§ JOB A
Reproduce the passage on international adoption word for word.

§ DOCUMENT
-*-
Yet around the world millions of orphaned and vulnerable children
need permanent homes, and thousands of American and European
families are eager to take them in. Many government officials,
international bureaucrats, and social commentators claim these
adoptions are not ""in the best interests"" of the child. They
claim that adoption deprives children of their ""birth culture,""
threatens their racial identities, and even encourages widespread
child trafficking. Celebrity adopters are publicly excoriated for
stealing children from their birth families. This book argues that
opposition to adoption ostensibly based on the well-being of the
child is often a smokescreen for protecting national pride.
-*-
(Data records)
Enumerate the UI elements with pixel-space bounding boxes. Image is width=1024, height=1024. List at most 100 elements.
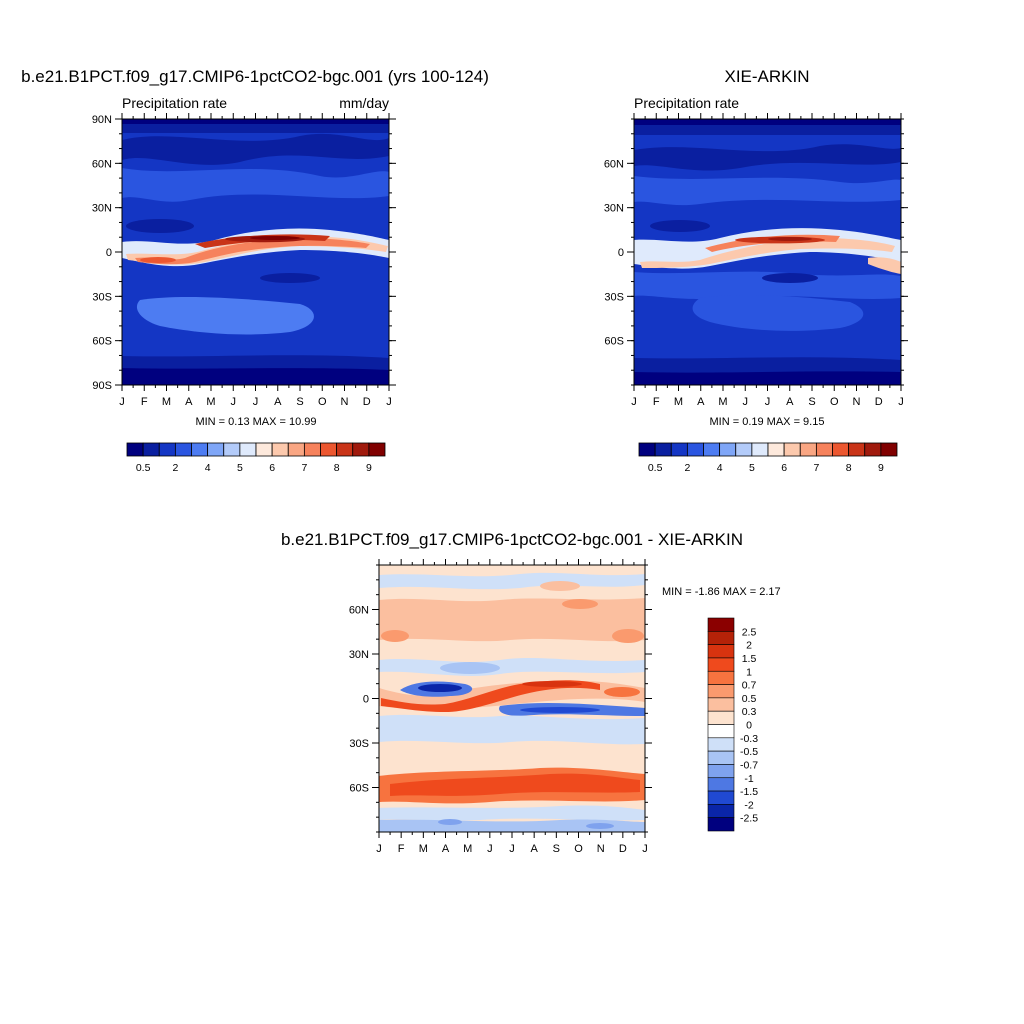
colorbar-label: 8 [334, 462, 340, 474]
colorbar-swatch [880, 442, 898, 457]
colorbar-swatch [799, 442, 817, 457]
panel-diff-stats: MIN = -1.86 MAX = 2.17 [662, 586, 781, 598]
y-tick-label: 90N [92, 114, 112, 126]
colorbar-label: 2 [746, 640, 752, 652]
y-tick-label: 60S [92, 336, 112, 348]
panel-obs: XIE-ARKIN Precipitation rate J F M A M J J A S O N… [604, 67, 908, 474]
x-tick-label: D [875, 396, 883, 408]
colorbar-label: 5 [749, 462, 755, 474]
x-tick-label: A [442, 843, 450, 855]
colorbar-swatch [686, 442, 704, 457]
y-tick-label: 0 [618, 247, 624, 259]
colorbar-swatch [707, 670, 735, 685]
colorbar-swatch [707, 777, 735, 792]
colorbar-swatch [707, 657, 735, 672]
colorbar-swatch [832, 442, 850, 457]
colorbar-label: 6 [269, 462, 275, 474]
colorbar-label: 7 [301, 462, 307, 474]
x-tick-label: M [463, 843, 472, 855]
x-tick-label: J [509, 843, 515, 855]
colorbar-label: 4 [205, 462, 211, 474]
panel-obs-field [634, 119, 901, 385]
colorbar-swatch [336, 442, 354, 457]
colorbar-swatch [638, 442, 656, 457]
x-tick-label: F [141, 396, 148, 408]
panel-obs-title: XIE-ARKIN [724, 67, 809, 86]
colorbar-swatch [707, 737, 735, 752]
colorbar-swatch [707, 804, 735, 818]
colorbar-label: 0.5 [742, 693, 757, 705]
x-tick-label: A [530, 843, 538, 855]
x-tick-label: M [674, 396, 683, 408]
x-tick-label: J [231, 396, 237, 408]
colorbar-label: 2 [684, 462, 690, 474]
panel-model-subtitle-right: mm/day [339, 95, 389, 111]
x-tick-label: S [553, 843, 560, 855]
y-tick-label: 30S [92, 291, 112, 303]
x-tick-label: J [631, 396, 637, 408]
colorbar-swatch [287, 442, 305, 457]
colorbar-label: 2 [172, 462, 178, 474]
colorbar-swatch [352, 442, 370, 457]
y-tick-label: 60S [604, 336, 624, 348]
colorbar-swatch [223, 442, 241, 457]
y-tick-label: 60S [349, 783, 369, 795]
colorbar-label: 7 [813, 462, 819, 474]
y-tick-label: 30N [349, 649, 369, 661]
panel-obs-stats: MIN = 0.19 MAX = 9.15 [710, 416, 825, 428]
y-tick-label: 30S [349, 738, 369, 750]
colorbar-label: 0.7 [742, 680, 757, 692]
colorbar-swatch [255, 442, 273, 457]
colorbar-label: 1.5 [742, 653, 757, 665]
colorbar-swatch [864, 442, 882, 457]
colorbar-label: 1 [746, 666, 752, 678]
x-tick-label: J [743, 396, 749, 408]
colorbar-swatch [848, 442, 866, 457]
x-tick-label: J [386, 396, 392, 408]
panel-model: b.e21.B1PCT.f09_g17.CMIP6-1pctCO2-bgc.00… [21, 67, 489, 474]
colorbar-label: -0.7 [740, 759, 758, 771]
y-tick-label: 30N [92, 203, 112, 215]
colorbar-swatch [368, 442, 386, 457]
colorbar-swatch [320, 442, 338, 457]
colorbar-swatch [707, 790, 735, 805]
x-tick-label: N [853, 396, 861, 408]
colorbar-label: 0.3 [742, 706, 757, 718]
colorbar-swatch [707, 617, 735, 632]
x-tick-label: A [185, 396, 193, 408]
colorbar-label: 6 [781, 462, 787, 474]
panel-model-title: b.e21.B1PCT.f09_g17.CMIP6-1pctCO2-bgc.00… [21, 67, 489, 86]
x-tick-label: M [162, 396, 171, 408]
x-tick-label: J [642, 843, 648, 855]
x-tick-label: D [363, 396, 371, 408]
x-tick-label: F [398, 843, 405, 855]
y-tick-label: 60N [92, 158, 112, 170]
colorbar-swatch [783, 442, 801, 457]
colorbar-swatch [767, 442, 785, 457]
colorbar-swatch [126, 442, 144, 457]
colorbar-swatch [735, 442, 753, 457]
x-tick-label: O [318, 396, 327, 408]
colorbar-label: -2.5 [740, 813, 758, 825]
y-tick-label: 90S [92, 380, 112, 392]
colorbar-label: -0.3 [740, 733, 758, 745]
x-tick-label: J [898, 396, 904, 408]
x-tick-label: S [296, 396, 303, 408]
colorbar-swatch [191, 442, 209, 457]
colorbar-swatch [707, 764, 735, 779]
x-tick-label: J [487, 843, 493, 855]
colorbar-swatch [142, 442, 160, 457]
y-tick-label: 30S [604, 291, 624, 303]
colorbar-swatch [707, 710, 735, 725]
panel-obs-subtitle-left: Precipitation rate [634, 95, 739, 111]
x-tick-label: J [376, 843, 382, 855]
x-tick-label: J [119, 396, 125, 408]
colorbar-swatch [815, 442, 833, 457]
x-tick-label: N [341, 396, 349, 408]
colorbar-swatch [654, 442, 672, 457]
colorbar-swatch [707, 644, 735, 659]
colorbar-label: 9 [366, 462, 372, 474]
panel-diff: b.e21.B1PCT.f09_g17.CMIP6-1pctCO2-bgc.00… [281, 530, 781, 855]
colorbar-swatch [703, 442, 721, 457]
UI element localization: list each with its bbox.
-*-
§ JOB B
Quote the stretch of the data records from the line containing "colorbar-label: 8 [334, 462, 340, 474]" through the line containing "colorbar-swatch [336, 442, 354, 457]", both lines included.

§ TASK ANSWER A
Yet around the world millions of orphaned and vulnerable children
need permanent homes, and thousands of American and European
families are eager to take them in. Many government officials,
international bureaucrats, and social commentators claim these
adoptions are not ""in the best interests"" of the child. They
claim that adoption deprives children of their ""birth culture,""
threatens their racial identities, and even encourages widespread
child trafficking. Celebrity adopters are publicly excoriated for
stealing children from their birth families. This book argues that
opposition to adoption ostensibly based on the well-being of the
child is often a smokescreen for protecting national pride.

§ TASK ANSWER B
colorbar-label: 8 [334, 462, 340, 474]
colorbar-swatch [880, 442, 898, 457]
colorbar-swatch [799, 442, 817, 457]
panel-diff-stats: MIN = -1.86 MAX = 2.17 [662, 586, 781, 598]
y-tick-label: 90N [92, 114, 112, 126]
colorbar-label: 2 [746, 640, 752, 652]
y-tick-label: 60S [92, 336, 112, 348]
panel-obs: XIE-ARKIN Precipitation rate J F M A M J J A S O N… [604, 67, 908, 474]
x-tick-label: D [875, 396, 883, 408]
colorbar-label: 5 [749, 462, 755, 474]
x-tick-label: A [442, 843, 450, 855]
colorbar-swatch [686, 442, 704, 457]
y-tick-label: 0 [618, 247, 624, 259]
colorbar-swatch [707, 670, 735, 685]
colorbar-swatch [707, 777, 735, 792]
colorbar-swatch [707, 657, 735, 672]
colorbar-swatch [832, 442, 850, 457]
colorbar-label: 6 [269, 462, 275, 474]
colorbar-label: 7 [301, 462, 307, 474]
x-tick-label: M [463, 843, 472, 855]
x-tick-label: J [509, 843, 515, 855]
colorbar-label: 4 [205, 462, 211, 474]
panel-obs-field [634, 119, 901, 385]
colorbar-swatch [336, 442, 354, 457]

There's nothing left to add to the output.